____ SUPPLIED INFORMATION

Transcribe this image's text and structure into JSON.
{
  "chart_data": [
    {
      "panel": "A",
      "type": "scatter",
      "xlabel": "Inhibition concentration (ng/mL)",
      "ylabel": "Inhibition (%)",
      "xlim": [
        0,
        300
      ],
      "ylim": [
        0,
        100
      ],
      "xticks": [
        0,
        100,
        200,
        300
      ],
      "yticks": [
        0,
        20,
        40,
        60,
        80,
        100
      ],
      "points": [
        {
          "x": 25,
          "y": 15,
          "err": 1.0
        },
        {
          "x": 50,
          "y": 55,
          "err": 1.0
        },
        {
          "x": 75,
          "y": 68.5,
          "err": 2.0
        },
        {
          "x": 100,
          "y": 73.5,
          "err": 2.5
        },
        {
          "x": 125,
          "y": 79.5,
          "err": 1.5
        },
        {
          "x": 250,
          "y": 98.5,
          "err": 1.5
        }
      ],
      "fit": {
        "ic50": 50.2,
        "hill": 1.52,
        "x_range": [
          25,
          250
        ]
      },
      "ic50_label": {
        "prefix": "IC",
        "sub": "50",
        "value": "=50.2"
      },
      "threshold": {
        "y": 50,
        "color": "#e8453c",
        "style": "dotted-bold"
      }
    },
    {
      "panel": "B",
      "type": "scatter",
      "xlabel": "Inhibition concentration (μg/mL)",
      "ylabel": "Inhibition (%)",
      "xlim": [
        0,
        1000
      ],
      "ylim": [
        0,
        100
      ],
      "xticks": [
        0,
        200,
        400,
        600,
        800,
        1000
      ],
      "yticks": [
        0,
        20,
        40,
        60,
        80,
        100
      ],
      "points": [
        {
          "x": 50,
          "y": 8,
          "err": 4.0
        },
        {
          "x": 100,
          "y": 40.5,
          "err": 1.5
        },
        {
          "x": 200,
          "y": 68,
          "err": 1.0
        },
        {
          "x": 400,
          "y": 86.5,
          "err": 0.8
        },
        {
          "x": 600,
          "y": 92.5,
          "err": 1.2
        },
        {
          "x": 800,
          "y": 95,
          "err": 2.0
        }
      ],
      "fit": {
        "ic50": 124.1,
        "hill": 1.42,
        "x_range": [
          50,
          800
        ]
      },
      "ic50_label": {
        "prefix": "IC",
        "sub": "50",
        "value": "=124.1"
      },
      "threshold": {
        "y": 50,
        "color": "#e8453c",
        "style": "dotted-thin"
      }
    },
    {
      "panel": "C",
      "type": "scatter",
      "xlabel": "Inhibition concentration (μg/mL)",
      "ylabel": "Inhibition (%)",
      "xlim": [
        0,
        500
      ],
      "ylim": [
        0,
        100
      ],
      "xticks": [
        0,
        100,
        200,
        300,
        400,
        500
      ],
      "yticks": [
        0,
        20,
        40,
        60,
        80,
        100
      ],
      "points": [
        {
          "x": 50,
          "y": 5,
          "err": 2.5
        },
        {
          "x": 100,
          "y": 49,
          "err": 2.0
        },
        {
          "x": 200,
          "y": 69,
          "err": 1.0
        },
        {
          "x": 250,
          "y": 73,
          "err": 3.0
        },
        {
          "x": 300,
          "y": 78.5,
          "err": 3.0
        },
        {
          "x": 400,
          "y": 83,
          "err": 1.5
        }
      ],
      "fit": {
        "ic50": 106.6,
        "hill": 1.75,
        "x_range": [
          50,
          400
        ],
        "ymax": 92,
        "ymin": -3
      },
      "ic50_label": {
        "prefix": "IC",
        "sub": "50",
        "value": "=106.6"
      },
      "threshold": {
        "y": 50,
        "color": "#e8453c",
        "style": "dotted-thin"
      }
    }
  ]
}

________

- THE REQUEST -
Reproduce the material precisely, including every line.

- ANSWER FOR THE TASK -
Transcribe this image's text and structure into JSON.
{
  "chart_data": [
    {
      "panel": "A",
      "type": "scatter",
      "xlabel": "Inhibition concentration (ng/mL)",
      "ylabel": "Inhibition (%)",
      "xlim": [
        0,
        300
      ],
      "ylim": [
        0,
        100
      ],
      "xticks": [
        0,
        100,
        200,
        300
      ],
      "yticks": [
        0,
        20,
        40,
        60,
        80,
        100
      ],
      "points": [
        {
          "x": 25,
          "y": 15,
          "err": 1.0
        },
        {
          "x": 50,
          "y": 55,
          "err": 1.0
        },
        {
          "x": 75,
          "y": 68.5,
          "err": 2.0
        },
        {
          "x": 100,
          "y": 73.5,
          "err": 2.5
        },
        {
          "x": 125,
          "y": 79.5,
          "err": 1.5
        },
        {
          "x": 250,
          "y": 98.5,
          "err": 1.5
        }
      ],
      "fit": {
        "ic50": 50.2,
        "hill": 1.52,
        "x_range": [
          25,
          250
        ]
      },
      "ic50_label": {
        "prefix": "IC",
        "sub": "50",
        "value": "=50.2"
      },
      "threshold": {
        "y": 50,
        "color": "#e8453c",
        "style": "dotted-bold"
      }
    },
    {
      "panel": "B",
      "type": "scatter",
      "xlabel": "Inhibition concentration (μg/mL)",
      "ylabel": "Inhibition (%)",
      "xlim": [
        0,
        1000
      ],
      "ylim": [
        0,
        100
      ],
      "xticks": [
        0,
        200,
        400,
        600,
        800,
        1000
      ],
      "yticks": [
        0,
        20,
        40,
        60,
        80,
        100
      ],
      "points": [
        {
          "x": 50,
          "y": 8,
          "err": 4.0
        },
        {
          "x": 100,
          "y": 40.5,
          "err": 1.5
        },
        {
          "x": 200,
          "y": 68,
          "err": 1.0
        },
        {
          "x": 400,
          "y": 86.5,
          "err": 0.8
        },
        {
          "x": 600,
          "y": 92.5,
          "err": 1.2
        },
        {
          "x": 800,
          "y": 95,
          "err": 2.0
        }
      ],
      "fit": {
        "ic50": 124.1,
        "hill": 1.42,
        "x_range": [
          50,
          800
        ]
      },
      "ic50_label": {
        "prefix": "IC",
        "sub": "50",
        "value": "=124.1"
      },
      "threshold": {
        "y": 50,
        "color": "#e8453c",
        "style": "dotted-thin"
      }
    },
    {
      "panel": "C",
      "type": "scatter",
      "xlabel": "Inhibition concentration (μg/mL)",
      "ylabel": "Inhibition (%)",
      "xlim": [
        0,
        500
      ],
      "ylim": [
        0,
        100
      ],
      "xticks": [
        0,
        100,
        200,
        300,
        400,
        500
      ],
      "yticks": [
        0,
        20,
        40,
        60,
        80,
        100
      ],
      "points": [
        {
          "x": 50,
          "y": 5,
          "err": 2.5
        },
        {
          "x": 100,
          "y": 49,
          "err": 2.0
        },
        {
          "x": 200,
          "y": 69,
          "err": 1.0
        },
        {
          "x": 250,
          "y": 73,
          "err": 3.0
        },
        {
          "x": 300,
          "y": 78.5,
          "err": 3.0
        },
        {
          "x": 400,
          "y": 83,
          "err": 1.5
        }
      ],
      "fit": {
        "ic50": 106.6,
        "hill": 1.75,
        "x_range": [
          50,
          400
        ],
        "ymax": 92,
        "ymin": -3
      },
      "ic50_label": {
        "prefix": "IC",
        "sub": "50",
        "value": "=106.6"
      },
      "threshold": {
        "y": 50,
        "color": "#e8453c",
        "style": "dotted-thin"
      }
    }
  ]
}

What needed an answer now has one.